~~wah.

Apr. 14th, 2003 06:10 pm
reenka: (Default)
[personal profile] reenka
the thing that is really obvious-- and i mean, it is just so obvious it's painful-- is that oh my -gahd-, i'm -easy-. and no i don't mean ...well... -that- way. just. gaaahhh why does every little bit of angst make me wibble, whywhywhywhyyyyyyyyyy. i think i'm that stereotypical chick who you'd think cries at sappy movies and needs a hankie if you even tell her about casablanca or whatever.

but no, i'm not. that's why it freaks me out so, when it does happen. maybe i'm just particularly sensitized with some things (*coughpairingscough*). i mean, i sit there and i think, i am being so stupid, it's all so transparent and manipulative (really), but still, i wail and wail and wail (though i don't cry) because it's all so... emotional. wah.

i just needed to complain about myself. heh. in real life, sometimes i'd get all emotional about stupid things like flowers and babies or whatever, and also sad things and stuff, but it's not like i'm a complete soppy mess or anything. but it's so easy to lose all respect for yourself this way. here you are, and you -know- this isn't "good fiction", and you're -still-, like, wah, i am dying over here!!!!

i mean, it's okay if you think it's "really good" because at least then it's like the story's fault you're a mess and not your own, but if all it takes is a little push-- then it's just that you're easily suggestible. here is this cliche, melodramatic scene with tears and scissors(!!!) and declarations of love, and obviously i should be scoffing and going, "ahahahah! that is so amusing!", but i'm not. the tiniest bit of angst and i'm so easily hooked (with characters i care about). siiiigh. at least my judgment isn't really impaired, and i can tell it's crappy. yeay, etc.

still, it's interesting to wonder whether this subjective emotional value can also equally recommend a story. this way, you can say soap operas (which make people bawl) have an equivalency to say, "romeo and juliet" (which makes people bawl). in a way. wah. am over-intellectual basketcase.

Date: 2003-04-18 09:33 am (UTC)
From: [identity profile] starlitefaerie.livejournal.com
yeah, i am exactly the same way.

i cried yesterday while watching 'galaxy quest'. i cried this winter while watching 'muppets take manhattan'. 'muppets take manhattan', do you understand? i am nearly twenty years old and am so pathetic as to cry about that. and it's true, i also cry at easily manipulative, not-altogether-well-done things; the film evilyn with pierce brosnan had me sobbing all the way through even though i hated it, even though i thought it was trite ridiculous cliched. you know?

PROVIDED MATERIAL |
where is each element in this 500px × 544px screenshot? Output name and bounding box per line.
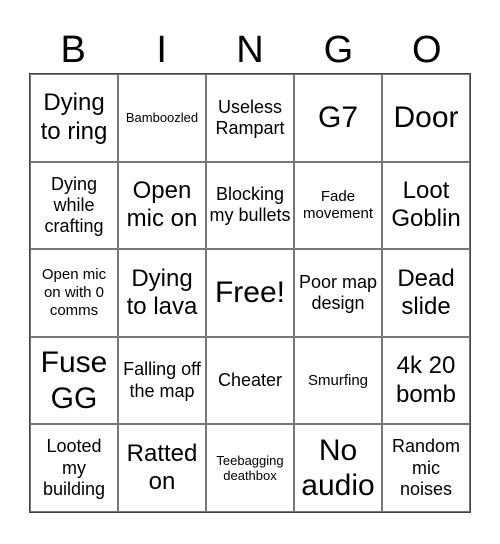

WORK TO DO |
• 1. Set down the section of the journal post that opens with the words containing "i just needed" and closes with "dying over here!!!!", copying it exactly.
• 2. Decide whether each statement agrees with the journal post, and answer yes or no with the deciding words quoted exactly: (a) The person commenting on the post says she is nearly twenty years old. (b) The author of the post says her judgment is impaired by her emotional reaction. (c) The person commenting cried while watching 'galaxy quest'.

TASK-BY-TASK SOLUTIONS |
• 1.
i just needed to complain about myself. heh. in real life, sometimes i'd get all emotional about stupid things like flowers and babies or whatever, and also sad things and stuff, but it's not like i'm a complete soppy mess or anything. but it's so easy to lose all respect for yourself this way. here you are, and you -know- this isn't "good fiction", and you're -still-, like, wah, i am dying over here!!!!

• 2.
(a) Yes: "i am nearly twenty years old"
(b) No: "at least my judgment isn't really impaired"
(c) Yes: "i cried yesterday while watching 'galaxy quest'."